Task description:
Retype the data that follows line by line, exactly, and leave its pictures out.

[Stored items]

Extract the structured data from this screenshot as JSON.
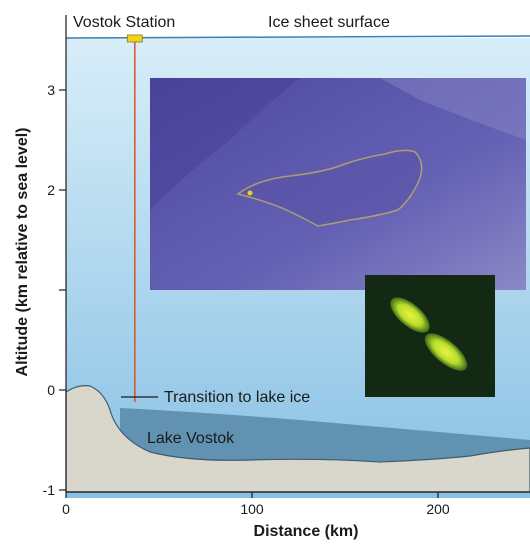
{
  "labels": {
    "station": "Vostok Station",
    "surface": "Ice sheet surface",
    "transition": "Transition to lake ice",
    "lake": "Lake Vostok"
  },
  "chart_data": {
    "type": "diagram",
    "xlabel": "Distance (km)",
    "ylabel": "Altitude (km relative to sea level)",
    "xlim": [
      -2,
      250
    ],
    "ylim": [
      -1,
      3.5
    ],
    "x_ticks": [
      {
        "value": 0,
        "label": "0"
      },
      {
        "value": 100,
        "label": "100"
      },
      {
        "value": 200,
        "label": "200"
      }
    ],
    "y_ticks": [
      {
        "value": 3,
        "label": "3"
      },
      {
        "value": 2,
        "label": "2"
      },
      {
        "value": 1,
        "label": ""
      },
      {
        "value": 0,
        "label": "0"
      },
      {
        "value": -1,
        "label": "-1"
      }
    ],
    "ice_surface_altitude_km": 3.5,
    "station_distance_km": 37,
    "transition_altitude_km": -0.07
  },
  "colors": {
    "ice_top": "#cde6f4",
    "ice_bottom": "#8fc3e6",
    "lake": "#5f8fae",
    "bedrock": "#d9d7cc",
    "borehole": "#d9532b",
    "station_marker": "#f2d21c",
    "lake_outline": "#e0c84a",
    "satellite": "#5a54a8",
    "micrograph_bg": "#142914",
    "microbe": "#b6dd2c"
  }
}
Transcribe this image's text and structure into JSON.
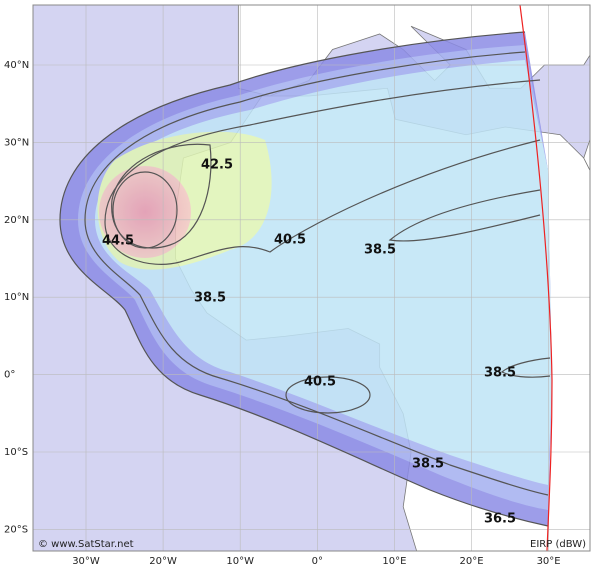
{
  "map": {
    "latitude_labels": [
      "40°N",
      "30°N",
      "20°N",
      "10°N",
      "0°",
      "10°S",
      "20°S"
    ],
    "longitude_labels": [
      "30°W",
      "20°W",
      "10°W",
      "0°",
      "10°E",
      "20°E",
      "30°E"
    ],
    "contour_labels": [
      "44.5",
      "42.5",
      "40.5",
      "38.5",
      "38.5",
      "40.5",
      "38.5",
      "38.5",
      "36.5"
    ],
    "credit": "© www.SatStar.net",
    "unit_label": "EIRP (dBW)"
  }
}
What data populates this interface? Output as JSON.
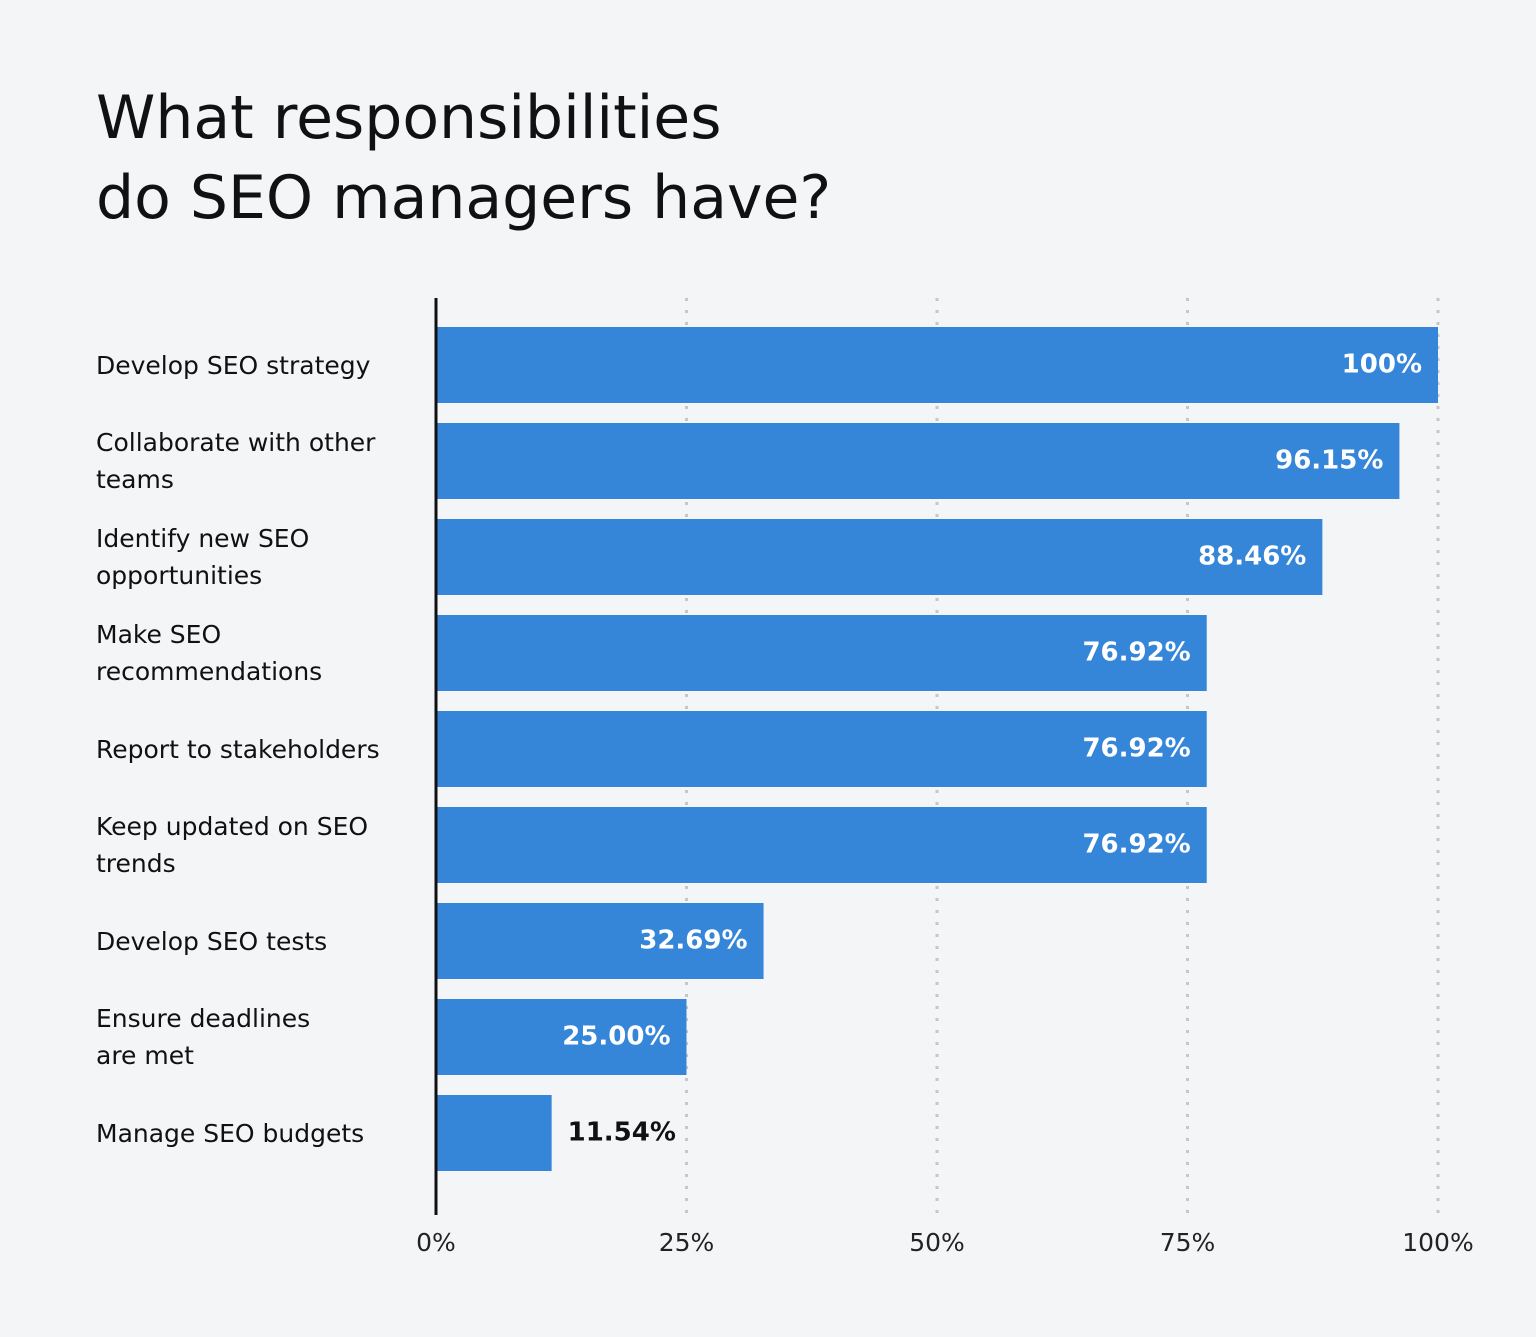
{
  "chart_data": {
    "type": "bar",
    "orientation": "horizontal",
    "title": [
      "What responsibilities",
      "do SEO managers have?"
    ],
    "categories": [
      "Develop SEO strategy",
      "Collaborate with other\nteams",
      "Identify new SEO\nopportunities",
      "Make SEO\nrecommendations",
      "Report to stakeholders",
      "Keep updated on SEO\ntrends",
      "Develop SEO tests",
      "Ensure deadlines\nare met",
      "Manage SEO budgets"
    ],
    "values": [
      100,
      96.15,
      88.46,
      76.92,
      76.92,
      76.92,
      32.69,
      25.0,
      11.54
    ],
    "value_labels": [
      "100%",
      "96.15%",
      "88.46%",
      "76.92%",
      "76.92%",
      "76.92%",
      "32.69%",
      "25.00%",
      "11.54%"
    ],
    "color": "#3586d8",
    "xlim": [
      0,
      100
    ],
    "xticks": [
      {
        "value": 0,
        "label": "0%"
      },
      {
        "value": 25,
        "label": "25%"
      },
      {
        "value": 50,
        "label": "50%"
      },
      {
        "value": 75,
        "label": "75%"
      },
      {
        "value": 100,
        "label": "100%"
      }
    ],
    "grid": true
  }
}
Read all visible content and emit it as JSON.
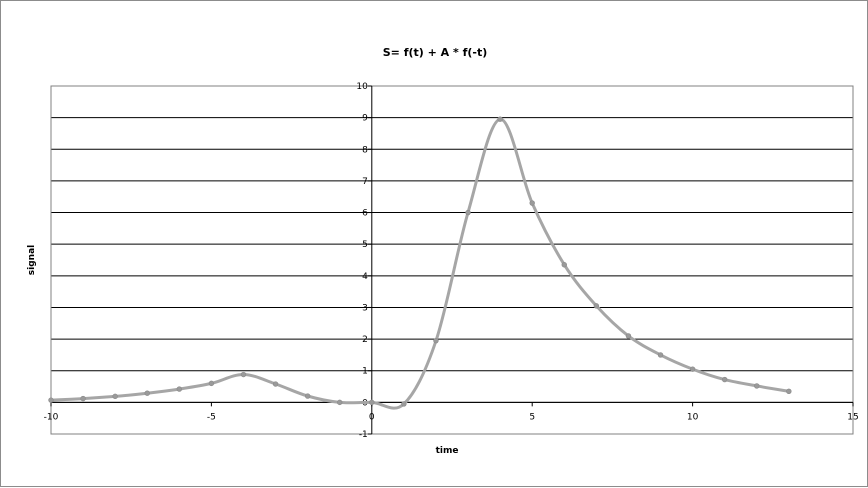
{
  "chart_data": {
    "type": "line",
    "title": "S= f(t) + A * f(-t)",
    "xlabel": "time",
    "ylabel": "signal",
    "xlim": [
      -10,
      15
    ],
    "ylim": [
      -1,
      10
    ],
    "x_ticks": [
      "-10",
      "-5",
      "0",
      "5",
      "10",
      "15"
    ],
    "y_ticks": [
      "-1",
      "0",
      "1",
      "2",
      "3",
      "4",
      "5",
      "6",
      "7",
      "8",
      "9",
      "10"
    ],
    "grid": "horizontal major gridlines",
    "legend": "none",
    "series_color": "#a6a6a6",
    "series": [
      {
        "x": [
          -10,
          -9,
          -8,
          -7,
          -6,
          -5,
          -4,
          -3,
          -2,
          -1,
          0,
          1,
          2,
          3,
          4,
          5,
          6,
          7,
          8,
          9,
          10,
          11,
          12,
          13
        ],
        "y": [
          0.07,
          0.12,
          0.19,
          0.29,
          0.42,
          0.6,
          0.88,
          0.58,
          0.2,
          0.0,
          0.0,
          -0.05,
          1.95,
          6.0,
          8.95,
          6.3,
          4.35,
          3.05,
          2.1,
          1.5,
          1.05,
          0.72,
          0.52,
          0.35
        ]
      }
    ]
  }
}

Answer in full:
Extract the structured data from this screenshot as JSON.
{
  "labels": {
    "station": "Vostok Station",
    "surface": "Ice sheet surface",
    "transition": "Transition to lake ice",
    "lake": "Lake Vostok"
  },
  "chart_data": {
    "type": "diagram",
    "xlabel": "Distance (km)",
    "ylabel": "Altitude (km relative to sea level)",
    "xlim": [
      -2,
      250
    ],
    "ylim": [
      -1,
      3.5
    ],
    "x_ticks": [
      {
        "value": 0,
        "label": "0"
      },
      {
        "value": 100,
        "label": "100"
      },
      {
        "value": 200,
        "label": "200"
      }
    ],
    "y_ticks": [
      {
        "value": 3,
        "label": "3"
      },
      {
        "value": 2,
        "label": "2"
      },
      {
        "value": 1,
        "label": ""
      },
      {
        "value": 0,
        "label": "0"
      },
      {
        "value": -1,
        "label": "-1"
      }
    ],
    "ice_surface_altitude_km": 3.5,
    "station_distance_km": 37,
    "transition_altitude_km": -0.07
  },
  "colors": {
    "ice_top": "#cde6f4",
    "ice_bottom": "#8fc3e6",
    "lake": "#5f8fae",
    "bedrock": "#d9d7cc",
    "borehole": "#d9532b",
    "station_marker": "#f2d21c",
    "lake_outline": "#e0c84a",
    "satellite": "#5a54a8",
    "micrograph_bg": "#142914",
    "microbe": "#b6dd2c"
  }
}
Transcribe this image's text and structure into JSON.
{
  "map": {
    "latitude_labels": [
      "40°N",
      "30°N",
      "20°N",
      "10°N",
      "0°",
      "10°S",
      "20°S"
    ],
    "longitude_labels": [
      "30°W",
      "20°W",
      "10°W",
      "0°",
      "10°E",
      "20°E",
      "30°E"
    ],
    "contour_labels": [
      "44.5",
      "42.5",
      "40.5",
      "38.5",
      "38.5",
      "40.5",
      "38.5",
      "38.5",
      "36.5"
    ],
    "credit": "© www.SatStar.net",
    "unit_label": "EIRP (dBW)"
  }
}
What data populates this interface? Output as JSON.
{
  "chart_data": {
    "type": "bar",
    "orientation": "horizontal",
    "title": [
      "What responsibilities",
      "do SEO managers have?"
    ],
    "categories": [
      "Develop SEO strategy",
      "Collaborate with other\nteams",
      "Identify new SEO\nopportunities",
      "Make SEO\nrecommendations",
      "Report to stakeholders",
      "Keep updated on SEO\ntrends",
      "Develop SEO tests",
      "Ensure deadlines\nare met",
      "Manage SEO budgets"
    ],
    "values": [
      100,
      96.15,
      88.46,
      76.92,
      76.92,
      76.92,
      32.69,
      25.0,
      11.54
    ],
    "value_labels": [
      "100%",
      "96.15%",
      "88.46%",
      "76.92%",
      "76.92%",
      "76.92%",
      "32.69%",
      "25.00%",
      "11.54%"
    ],
    "color": "#3586d8",
    "xlim": [
      0,
      100
    ],
    "xticks": [
      {
        "value": 0,
        "label": "0%"
      },
      {
        "value": 25,
        "label": "25%"
      },
      {
        "value": 50,
        "label": "50%"
      },
      {
        "value": 75,
        "label": "75%"
      },
      {
        "value": 100,
        "label": "100%"
      }
    ],
    "grid": true
  }
}
Read all visible content and emit it as JSON.
{
  "chart_data": {
    "type": "line",
    "title": "S= f(t) + A * f(-t)",
    "xlabel": "time",
    "ylabel": "signal",
    "xlim": [
      -10,
      15
    ],
    "ylim": [
      -1,
      10
    ],
    "x_ticks": [
      "-10",
      "-5",
      "0",
      "5",
      "10",
      "15"
    ],
    "y_ticks": [
      "-1",
      "0",
      "1",
      "2",
      "3",
      "4",
      "5",
      "6",
      "7",
      "8",
      "9",
      "10"
    ],
    "grid": "horizontal major gridlines",
    "legend": "none",
    "series_color": "#a6a6a6",
    "series": [
      {
        "x": [
          -10,
          -9,
          -8,
          -7,
          -6,
          -5,
          -4,
          -3,
          -2,
          -1,
          0,
          1,
          2,
          3,
          4,
          5,
          6,
          7,
          8,
          9,
          10,
          11,
          12,
          13
        ],
        "y": [
          0.07,
          0.12,
          0.19,
          0.29,
          0.42,
          0.6,
          0.88,
          0.58,
          0.2,
          0.0,
          0.0,
          -0.05,
          1.95,
          6.0,
          8.95,
          6.3,
          4.35,
          3.05,
          2.1,
          1.5,
          1.05,
          0.72,
          0.52,
          0.35
        ]
      }
    ]
  }
}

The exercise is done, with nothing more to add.